__Stated goal__
Check each line of the entries below for the string "color"; copy every line where it appears.

__Collected data entries__
^^^^

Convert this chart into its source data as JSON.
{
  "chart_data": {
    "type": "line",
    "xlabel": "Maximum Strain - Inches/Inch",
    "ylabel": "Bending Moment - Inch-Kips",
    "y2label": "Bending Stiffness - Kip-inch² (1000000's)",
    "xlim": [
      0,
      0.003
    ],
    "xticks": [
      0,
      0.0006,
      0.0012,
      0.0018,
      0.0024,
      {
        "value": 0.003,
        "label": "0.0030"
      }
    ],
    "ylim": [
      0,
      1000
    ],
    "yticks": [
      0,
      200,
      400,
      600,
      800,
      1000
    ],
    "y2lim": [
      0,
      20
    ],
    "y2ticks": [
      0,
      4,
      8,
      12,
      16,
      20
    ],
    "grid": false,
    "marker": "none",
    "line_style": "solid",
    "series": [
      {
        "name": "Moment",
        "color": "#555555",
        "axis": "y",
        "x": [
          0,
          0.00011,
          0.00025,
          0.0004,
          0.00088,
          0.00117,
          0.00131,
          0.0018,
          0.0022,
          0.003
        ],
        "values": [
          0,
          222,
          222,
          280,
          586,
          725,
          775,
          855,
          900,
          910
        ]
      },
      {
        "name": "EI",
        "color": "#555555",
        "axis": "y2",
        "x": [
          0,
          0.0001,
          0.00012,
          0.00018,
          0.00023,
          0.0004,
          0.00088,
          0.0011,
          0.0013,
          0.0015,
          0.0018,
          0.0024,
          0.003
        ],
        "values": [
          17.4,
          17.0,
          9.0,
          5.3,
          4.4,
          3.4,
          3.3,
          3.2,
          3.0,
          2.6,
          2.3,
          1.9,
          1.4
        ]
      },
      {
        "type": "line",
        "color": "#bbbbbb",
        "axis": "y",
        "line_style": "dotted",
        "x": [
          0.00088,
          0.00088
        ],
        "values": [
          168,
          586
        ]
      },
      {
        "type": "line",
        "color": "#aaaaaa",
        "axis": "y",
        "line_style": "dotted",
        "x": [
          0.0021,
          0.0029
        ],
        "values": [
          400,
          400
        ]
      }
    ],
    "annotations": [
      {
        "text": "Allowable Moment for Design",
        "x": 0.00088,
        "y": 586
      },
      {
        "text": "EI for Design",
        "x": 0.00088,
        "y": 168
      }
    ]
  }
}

^^^^

__Written solution__
        "color": "#555555",
        "color": "#555555",
        "color": "#bbbbbb",
        "color": "#aaaaaa",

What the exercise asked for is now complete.